> [Goal]: Take the material and output all of it exactly.

Records about charts and figures:
__________________________________________________
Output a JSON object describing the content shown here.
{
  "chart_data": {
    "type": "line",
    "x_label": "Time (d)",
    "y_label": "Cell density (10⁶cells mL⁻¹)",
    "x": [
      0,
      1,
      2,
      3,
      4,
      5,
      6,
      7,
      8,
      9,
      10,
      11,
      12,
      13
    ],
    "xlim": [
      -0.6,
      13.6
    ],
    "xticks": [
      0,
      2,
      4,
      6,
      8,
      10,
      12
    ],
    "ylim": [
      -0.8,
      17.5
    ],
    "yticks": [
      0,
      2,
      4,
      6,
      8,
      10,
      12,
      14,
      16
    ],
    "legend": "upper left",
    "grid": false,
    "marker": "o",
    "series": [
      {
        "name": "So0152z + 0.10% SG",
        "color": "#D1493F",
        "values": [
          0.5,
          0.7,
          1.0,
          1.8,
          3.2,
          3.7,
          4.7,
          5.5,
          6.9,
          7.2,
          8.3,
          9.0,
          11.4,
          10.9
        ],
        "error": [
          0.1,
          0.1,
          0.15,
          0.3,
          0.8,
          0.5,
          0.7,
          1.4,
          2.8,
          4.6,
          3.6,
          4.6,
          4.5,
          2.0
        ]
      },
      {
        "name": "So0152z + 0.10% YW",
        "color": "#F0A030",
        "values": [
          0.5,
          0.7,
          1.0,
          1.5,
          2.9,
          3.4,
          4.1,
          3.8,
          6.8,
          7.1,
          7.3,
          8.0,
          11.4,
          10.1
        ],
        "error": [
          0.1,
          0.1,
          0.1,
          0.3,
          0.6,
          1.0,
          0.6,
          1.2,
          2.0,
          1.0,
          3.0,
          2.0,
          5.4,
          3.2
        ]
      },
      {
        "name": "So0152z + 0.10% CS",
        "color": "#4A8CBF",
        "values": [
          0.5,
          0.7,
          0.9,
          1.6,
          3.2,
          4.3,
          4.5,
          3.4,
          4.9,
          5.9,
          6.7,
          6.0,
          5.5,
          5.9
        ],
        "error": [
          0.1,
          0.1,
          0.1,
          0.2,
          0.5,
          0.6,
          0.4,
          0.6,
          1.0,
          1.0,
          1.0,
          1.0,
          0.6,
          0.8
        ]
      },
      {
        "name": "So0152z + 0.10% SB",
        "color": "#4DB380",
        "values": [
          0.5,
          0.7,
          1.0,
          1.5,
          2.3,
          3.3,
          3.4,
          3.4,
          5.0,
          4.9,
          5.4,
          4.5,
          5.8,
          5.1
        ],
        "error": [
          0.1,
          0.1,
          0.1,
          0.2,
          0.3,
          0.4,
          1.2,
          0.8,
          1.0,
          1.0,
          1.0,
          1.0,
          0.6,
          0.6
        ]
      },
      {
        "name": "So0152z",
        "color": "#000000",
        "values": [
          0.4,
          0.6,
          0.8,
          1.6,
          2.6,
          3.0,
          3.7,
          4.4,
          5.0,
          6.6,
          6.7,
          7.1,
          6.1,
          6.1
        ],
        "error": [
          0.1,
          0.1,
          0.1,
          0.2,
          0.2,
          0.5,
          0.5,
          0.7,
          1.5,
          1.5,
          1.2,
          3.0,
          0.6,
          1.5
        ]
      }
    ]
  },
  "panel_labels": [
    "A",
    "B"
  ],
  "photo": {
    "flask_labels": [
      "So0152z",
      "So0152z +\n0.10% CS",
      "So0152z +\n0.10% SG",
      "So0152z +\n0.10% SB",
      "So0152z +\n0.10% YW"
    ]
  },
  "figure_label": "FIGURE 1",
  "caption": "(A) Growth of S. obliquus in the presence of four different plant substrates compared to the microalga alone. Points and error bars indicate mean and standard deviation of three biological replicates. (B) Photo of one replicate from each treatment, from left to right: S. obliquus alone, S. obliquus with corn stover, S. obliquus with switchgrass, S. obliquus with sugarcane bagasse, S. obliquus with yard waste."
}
__________________________________________________
> [Answer to the task]:
Output a JSON object describing the content shown here.
{
  "chart_data": {
    "type": "line",
    "x_label": "Time (d)",
    "y_label": "Cell density (10⁶cells mL⁻¹)",
    "x": [
      0,
      1,
      2,
      3,
      4,
      5,
      6,
      7,
      8,
      9,
      10,
      11,
      12,
      13
    ],
    "xlim": [
      -0.6,
      13.6
    ],
    "xticks": [
      0,
      2,
      4,
      6,
      8,
      10,
      12
    ],
    "ylim": [
      -0.8,
      17.5
    ],
    "yticks": [
      0,
      2,
      4,
      6,
      8,
      10,
      12,
      14,
      16
    ],
    "legend": "upper left",
    "grid": false,
    "marker": "o",
    "series": [
      {
        "name": "So0152z + 0.10% SG",
        "color": "#D1493F",
        "values": [
          0.5,
          0.7,
          1.0,
          1.8,
          3.2,
          3.7,
          4.7,
          5.5,
          6.9,
          7.2,
          8.3,
          9.0,
          11.4,
          10.9
        ],
        "error": [
          0.1,
          0.1,
          0.15,
          0.3,
          0.8,
          0.5,
          0.7,
          1.4,
          2.8,
          4.6,
          3.6,
          4.6,
          4.5,
          2.0
        ]
      },
      {
        "name": "So0152z + 0.10% YW",
        "color": "#F0A030",
        "values": [
          0.5,
          0.7,
          1.0,
          1.5,
          2.9,
          3.4,
          4.1,
          3.8,
          6.8,
          7.1,
          7.3,
          8.0,
          11.4,
          10.1
        ],
        "error": [
          0.1,
          0.1,
          0.1,
          0.3,
          0.6,
          1.0,
          0.6,
          1.2,
          2.0,
          1.0,
          3.0,
          2.0,
          5.4,
          3.2
        ]
      },
      {
        "name": "So0152z + 0.10% CS",
        "color": "#4A8CBF",
        "values": [
          0.5,
          0.7,
          0.9,
          1.6,
          3.2,
          4.3,
          4.5,
          3.4,
          4.9,
          5.9,
          6.7,
          6.0,
          5.5,
          5.9
        ],
        "error": [
          0.1,
          0.1,
          0.1,
          0.2,
          0.5,
          0.6,
          0.4,
          0.6,
          1.0,
          1.0,
          1.0,
          1.0,
          0.6,
          0.8
        ]
      },
      {
        "name": "So0152z + 0.10% SB",
        "color": "#4DB380",
        "values": [
          0.5,
          0.7,
          1.0,
          1.5,
          2.3,
          3.3,
          3.4,
          3.4,
          5.0,
          4.9,
          5.4,
          4.5,
          5.8,
          5.1
        ],
        "error": [
          0.1,
          0.1,
          0.1,
          0.2,
          0.3,
          0.4,
          1.2,
          0.8,
          1.0,
          1.0,
          1.0,
          1.0,
          0.6,
          0.6
        ]
      },
      {
        "name": "So0152z",
        "color": "#000000",
        "values": [
          0.4,
          0.6,
          0.8,
          1.6,
          2.6,
          3.0,
          3.7,
          4.4,
          5.0,
          6.6,
          6.7,
          7.1,
          6.1,
          6.1
        ],
        "error": [
          0.1,
          0.1,
          0.1,
          0.2,
          0.2,
          0.5,
          0.5,
          0.7,
          1.5,
          1.5,
          1.2,
          3.0,
          0.6,
          1.5
        ]
      }
    ]
  },
  "panel_labels": [
    "A",
    "B"
  ],
  "photo": {
    "flask_labels": [
      "So0152z",
      "So0152z +\n0.10% CS",
      "So0152z +\n0.10% SG",
      "So0152z +\n0.10% SB",
      "So0152z +\n0.10% YW"
    ]
  },
  "figure_label": "FIGURE 1",
  "caption": "(A) Growth of S. obliquus in the presence of four different plant substrates compared to the microalga alone. Points and error bars indicate mean and standard deviation of three biological replicates. (B) Photo of one replicate from each treatment, from left to right: S. obliquus alone, S. obliquus with corn stover, S. obliquus with switchgrass, S. obliquus with sugarcane bagasse, S. obliquus with yard waste."
}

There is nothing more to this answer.